>> START
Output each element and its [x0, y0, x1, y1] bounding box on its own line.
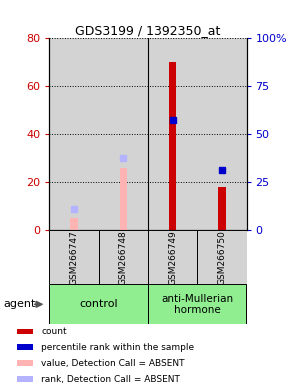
- Bar: [148, 38, 197, 230]
- Text: count: count: [41, 327, 67, 336]
- Text: GSM266747: GSM266747: [69, 230, 79, 285]
- Bar: [197, 230, 246, 284]
- Text: GSM266748: GSM266748: [119, 230, 128, 285]
- Bar: [197, 38, 246, 230]
- Bar: [17, 360, 33, 366]
- Text: control: control: [79, 299, 118, 310]
- Text: GSM266750: GSM266750: [217, 230, 226, 285]
- Bar: [17, 344, 33, 350]
- Text: GSM266749: GSM266749: [168, 230, 177, 285]
- Title: GDS3199 / 1392350_at: GDS3199 / 1392350_at: [75, 24, 221, 37]
- Bar: [49, 38, 99, 230]
- Bar: [169, 62, 176, 230]
- Text: percentile rank within the sample: percentile rank within the sample: [41, 343, 194, 352]
- Bar: [17, 329, 33, 334]
- Text: anti-Mullerian
hormone: anti-Mullerian hormone: [161, 293, 233, 315]
- Bar: [17, 376, 33, 382]
- Bar: [99, 38, 148, 230]
- Bar: [49, 230, 99, 284]
- Bar: [70, 218, 78, 230]
- Bar: [148, 284, 246, 324]
- Text: agent: agent: [3, 299, 35, 310]
- Bar: [218, 187, 226, 230]
- Text: value, Detection Call = ABSENT: value, Detection Call = ABSENT: [41, 359, 185, 368]
- Text: rank, Detection Call = ABSENT: rank, Detection Call = ABSENT: [41, 375, 180, 384]
- Bar: [49, 284, 148, 324]
- Bar: [99, 230, 148, 284]
- Bar: [148, 230, 197, 284]
- Bar: [119, 168, 127, 230]
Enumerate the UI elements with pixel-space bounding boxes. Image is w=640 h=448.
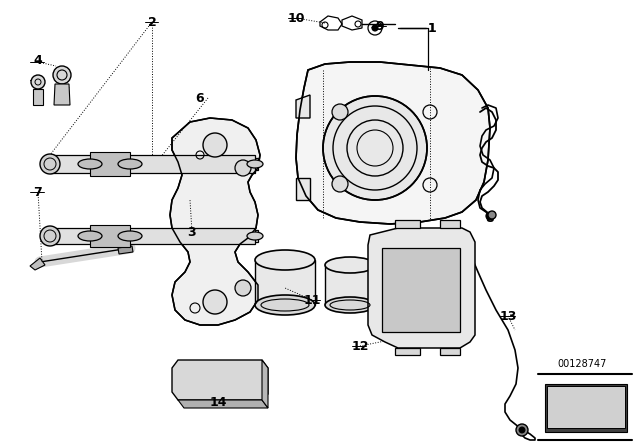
- Circle shape: [332, 176, 348, 192]
- Polygon shape: [368, 228, 475, 348]
- Ellipse shape: [325, 257, 375, 273]
- Polygon shape: [178, 400, 268, 408]
- Polygon shape: [30, 258, 45, 270]
- Polygon shape: [296, 95, 310, 118]
- Text: 1: 1: [428, 22, 436, 34]
- Polygon shape: [172, 360, 268, 400]
- Polygon shape: [145, 230, 258, 242]
- Polygon shape: [296, 62, 490, 224]
- Polygon shape: [54, 84, 70, 105]
- Polygon shape: [50, 228, 255, 244]
- Text: 11: 11: [303, 293, 321, 306]
- Polygon shape: [382, 248, 460, 332]
- Polygon shape: [170, 118, 260, 325]
- Text: 6: 6: [196, 91, 204, 104]
- Polygon shape: [296, 178, 310, 200]
- Ellipse shape: [325, 297, 375, 313]
- Text: 3: 3: [188, 225, 196, 238]
- Text: 10: 10: [287, 12, 305, 25]
- Polygon shape: [90, 225, 130, 247]
- Polygon shape: [440, 348, 460, 355]
- Circle shape: [486, 212, 494, 220]
- Polygon shape: [440, 220, 460, 228]
- Circle shape: [372, 25, 378, 31]
- Ellipse shape: [255, 295, 315, 315]
- Ellipse shape: [118, 159, 142, 169]
- Circle shape: [53, 66, 71, 84]
- Text: 14: 14: [209, 396, 227, 409]
- Circle shape: [516, 424, 528, 436]
- Polygon shape: [395, 220, 420, 228]
- Polygon shape: [145, 158, 258, 170]
- Circle shape: [31, 75, 45, 89]
- Ellipse shape: [78, 231, 102, 241]
- Polygon shape: [262, 360, 268, 408]
- Text: 12: 12: [351, 340, 369, 353]
- Text: 8: 8: [486, 211, 494, 224]
- Circle shape: [332, 104, 348, 120]
- Ellipse shape: [255, 250, 315, 270]
- Polygon shape: [545, 384, 627, 432]
- Circle shape: [203, 133, 227, 157]
- Circle shape: [235, 280, 251, 296]
- Polygon shape: [50, 155, 255, 173]
- Circle shape: [203, 290, 227, 314]
- Text: 5: 5: [34, 73, 42, 86]
- Circle shape: [519, 427, 525, 433]
- Polygon shape: [255, 260, 315, 305]
- Polygon shape: [325, 265, 375, 305]
- Polygon shape: [118, 246, 133, 254]
- Circle shape: [40, 226, 60, 246]
- Circle shape: [235, 160, 251, 176]
- Ellipse shape: [118, 231, 142, 241]
- Text: 13: 13: [499, 310, 516, 323]
- Text: 00128747: 00128747: [557, 359, 607, 369]
- Text: 9: 9: [376, 20, 384, 33]
- Circle shape: [488, 211, 496, 219]
- Circle shape: [40, 154, 60, 174]
- Ellipse shape: [247, 232, 263, 240]
- Polygon shape: [395, 348, 420, 355]
- Text: 2: 2: [148, 16, 156, 29]
- Text: 1: 1: [428, 22, 436, 34]
- Polygon shape: [547, 386, 625, 428]
- Polygon shape: [33, 89, 43, 105]
- Ellipse shape: [78, 159, 102, 169]
- Circle shape: [323, 96, 427, 200]
- Text: 7: 7: [34, 185, 42, 198]
- Text: 4: 4: [34, 53, 42, 66]
- Polygon shape: [90, 152, 130, 176]
- Ellipse shape: [247, 160, 263, 168]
>> END
◆ **Written instruction**: Give the records from the line with "- Circle shape: [332, 176, 348, 192]" up to and including the line with "- Polygon shape: [395, 220, 420, 228]" as a JSON list of strings, one string per line, leaving out blank lines.

◆ **Result of this exercise**:
[
  "- Circle shape: [332, 176, 348, 192]",
  "- Polygon shape: [368, 228, 475, 348]",
  "- Ellipse shape: [325, 257, 375, 273]",
  "- Polygon shape: [178, 400, 268, 408]",
  "- Polygon shape: [30, 258, 45, 270]",
  "- Polygon shape: [296, 95, 310, 118]",
  "- Text: 1: 1: [428, 22, 436, 34]",
  "- Polygon shape: [172, 360, 268, 400]",
  "- Polygon shape: [145, 230, 258, 242]",
  "- Polygon shape: [296, 62, 490, 224]",
  "- Polygon shape: [54, 84, 70, 105]",
  "- Polygon shape: [50, 228, 255, 244]",
  "- Text: 11: 11: [303, 293, 321, 306]",
  "- Polygon shape: [382, 248, 460, 332]",
  "- Polygon shape: [170, 118, 260, 325]",
  "- Text: 6: 6: [196, 91, 204, 104]",
  "- Polygon shape: [296, 178, 310, 200]",
  "- Ellipse shape: [325, 297, 375, 313]",
  "- Text: 3: 3: [188, 225, 196, 238]",
  "- Text: 10: 10: [287, 12, 305, 25]",
  "- Polygon shape: [90, 225, 130, 247]",
  "- Polygon shape: [440, 348, 460, 355]",
  "- Circle shape: [486, 212, 494, 220]",
  "- Polygon shape: [440, 220, 460, 228]",
  "- Circle shape: [372, 25, 378, 31]",
  "- Ellipse shape: [255, 295, 315, 315]",
  "- Ellipse shape: [118, 159, 142, 169]",
  "- Circle shape: [53, 66, 71, 84]",
  "- Text: 14: 14: [209, 396, 227, 409]",
  "- Circle shape: [516, 424, 528, 436]",
  "- Polygon shape: [395, 220, 420, 228]"
]